WHAT YOU NEED TO DO =>
Exactly reproduce the line containing "Transcribe the text in this document." and all later lines to the end of the entries, leaving the pictures out of your copy.

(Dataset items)
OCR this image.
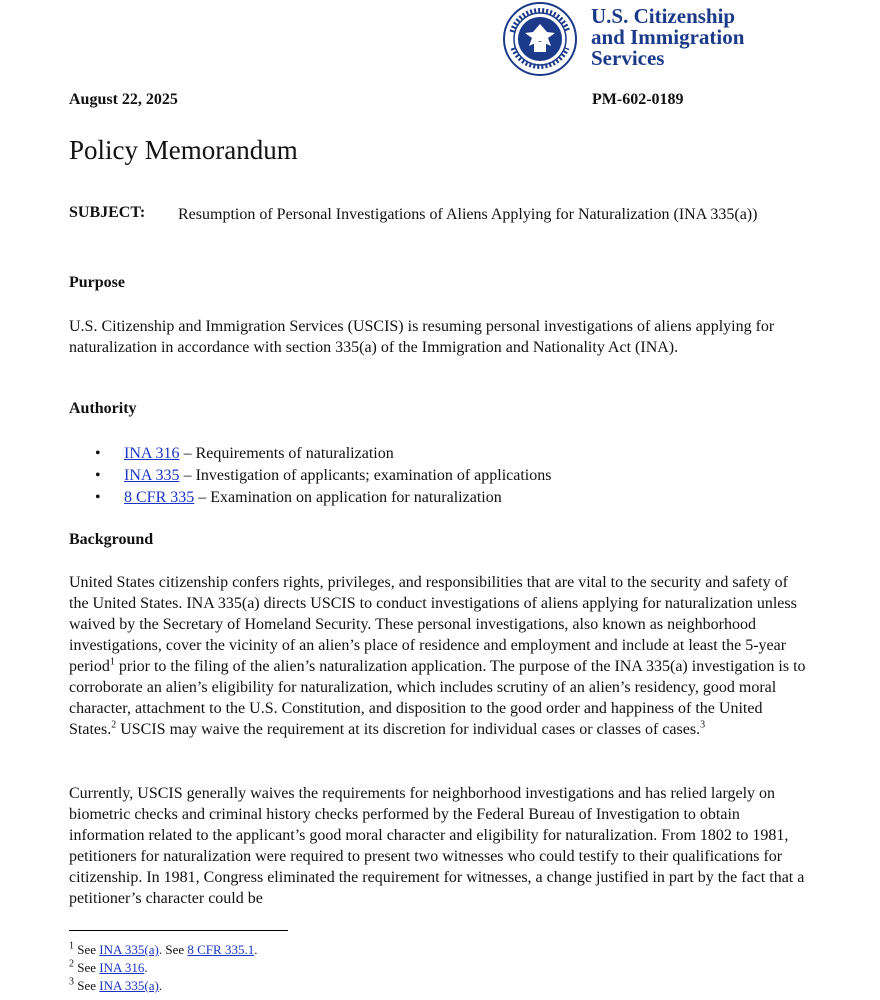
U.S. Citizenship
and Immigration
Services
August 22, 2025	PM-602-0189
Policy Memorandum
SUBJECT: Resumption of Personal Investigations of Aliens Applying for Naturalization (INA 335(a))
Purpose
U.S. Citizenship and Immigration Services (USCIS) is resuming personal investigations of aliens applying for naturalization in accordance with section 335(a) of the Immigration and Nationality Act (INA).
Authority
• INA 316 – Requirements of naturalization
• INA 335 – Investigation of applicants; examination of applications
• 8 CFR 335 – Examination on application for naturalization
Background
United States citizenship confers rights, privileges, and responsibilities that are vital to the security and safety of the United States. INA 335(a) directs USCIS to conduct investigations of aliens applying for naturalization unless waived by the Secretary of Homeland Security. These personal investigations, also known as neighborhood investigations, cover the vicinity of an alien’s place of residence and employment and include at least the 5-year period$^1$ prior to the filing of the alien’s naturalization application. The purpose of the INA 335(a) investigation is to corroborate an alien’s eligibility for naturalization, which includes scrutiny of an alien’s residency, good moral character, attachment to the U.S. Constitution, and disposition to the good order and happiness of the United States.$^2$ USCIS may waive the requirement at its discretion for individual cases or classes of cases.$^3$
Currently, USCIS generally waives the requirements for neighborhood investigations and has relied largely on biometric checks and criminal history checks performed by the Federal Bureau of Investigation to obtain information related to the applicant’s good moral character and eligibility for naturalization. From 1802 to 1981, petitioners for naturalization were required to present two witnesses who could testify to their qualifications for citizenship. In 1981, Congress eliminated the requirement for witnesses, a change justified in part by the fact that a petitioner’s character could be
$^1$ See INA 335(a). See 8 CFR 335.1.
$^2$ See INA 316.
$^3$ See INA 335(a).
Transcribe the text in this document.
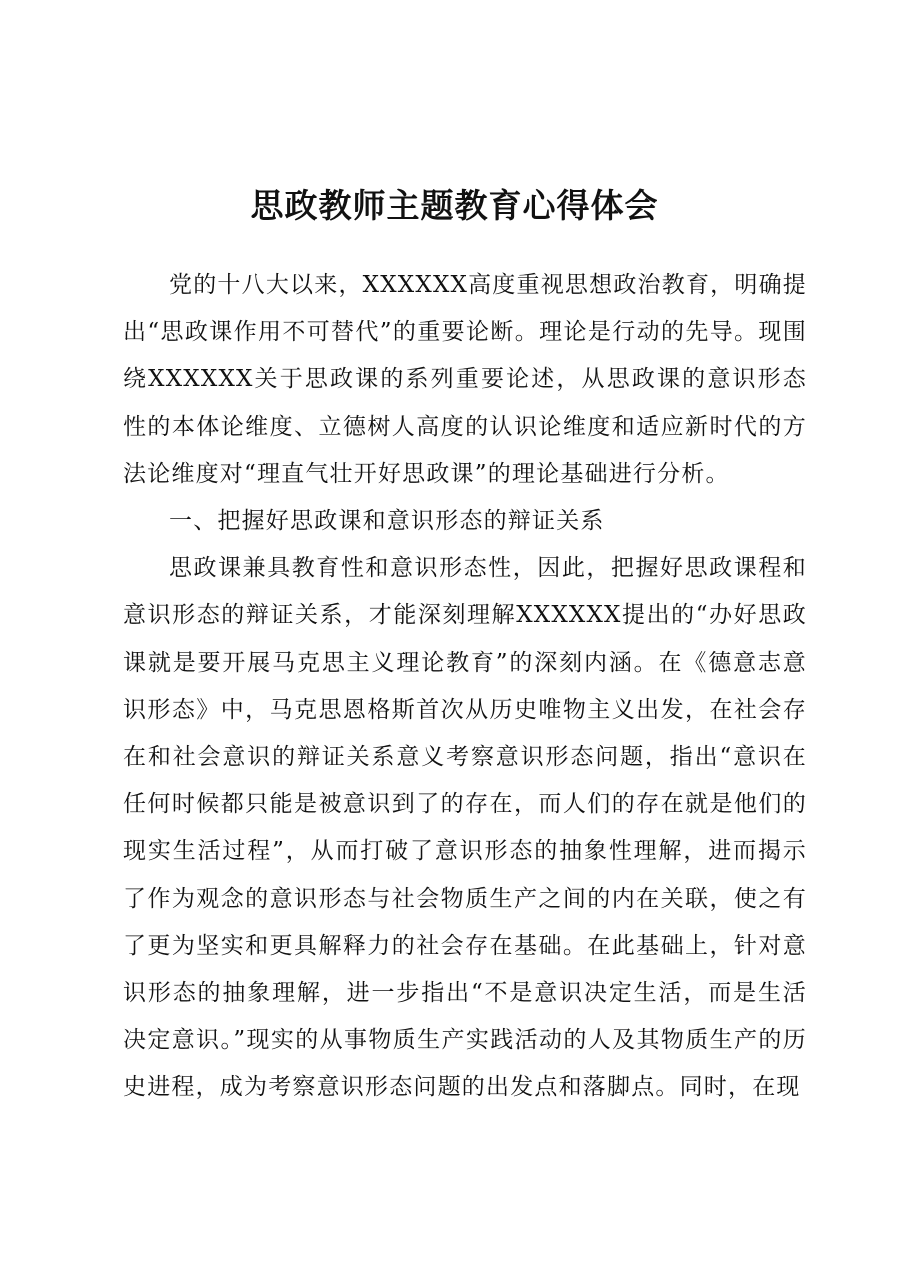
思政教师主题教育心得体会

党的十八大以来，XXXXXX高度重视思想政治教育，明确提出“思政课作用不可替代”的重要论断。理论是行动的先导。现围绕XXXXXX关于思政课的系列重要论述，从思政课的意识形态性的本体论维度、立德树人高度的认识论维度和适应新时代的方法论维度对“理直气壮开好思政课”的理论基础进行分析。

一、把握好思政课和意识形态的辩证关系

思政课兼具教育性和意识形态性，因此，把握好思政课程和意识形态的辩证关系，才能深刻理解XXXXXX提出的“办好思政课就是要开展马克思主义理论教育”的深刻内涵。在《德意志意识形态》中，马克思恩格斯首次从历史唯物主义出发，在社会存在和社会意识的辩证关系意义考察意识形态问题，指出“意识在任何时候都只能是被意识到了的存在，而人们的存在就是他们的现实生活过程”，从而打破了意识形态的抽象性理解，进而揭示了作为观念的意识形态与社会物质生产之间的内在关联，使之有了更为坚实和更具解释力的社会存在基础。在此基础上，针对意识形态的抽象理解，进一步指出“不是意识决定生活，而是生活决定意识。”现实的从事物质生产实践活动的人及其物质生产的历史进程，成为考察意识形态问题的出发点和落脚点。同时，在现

RESULT FOR THIS EXERCISE =>
Transcribe the text in this document.
思政教师主题教育心得体会

党的十八大以来，XXXXXX高度重视思想政治教育，明确提出“思政课作用不可替代”的重要论断。理论是行动的先导。现围绕XXXXXX关于思政课的系列重要论述，从思政课的意识形态性的本体论维度、立德树人高度的认识论维度和适应新时代的方法论维度对“理直气壮开好思政课”的理论基础进行分析。

一、把握好思政课和意识形态的辩证关系

思政课兼具教育性和意识形态性，因此，把握好思政课程和意识形态的辩证关系，才能深刻理解XXXXXX提出的“办好思政课就是要开展马克思主义理论教育”的深刻内涵。在《德意志意识形态》中，马克思恩格斯首次从历史唯物主义出发，在社会存在和社会意识的辩证关系意义考察意识形态问题，指出“意识在任何时候都只能是被意识到了的存在，而人们的存在就是他们的现实生活过程”，从而打破了意识形态的抽象性理解，进而揭示了作为观念的意识形态与社会物质生产之间的内在关联，使之有了更为坚实和更具解释力的社会存在基础。在此基础上，针对意识形态的抽象理解，进一步指出“不是意识决定生活，而是生活决定意识。”现实的从事物质生产实践活动的人及其物质生产的历史进程，成为考察意识形态问题的出发点和落脚点。同时，在现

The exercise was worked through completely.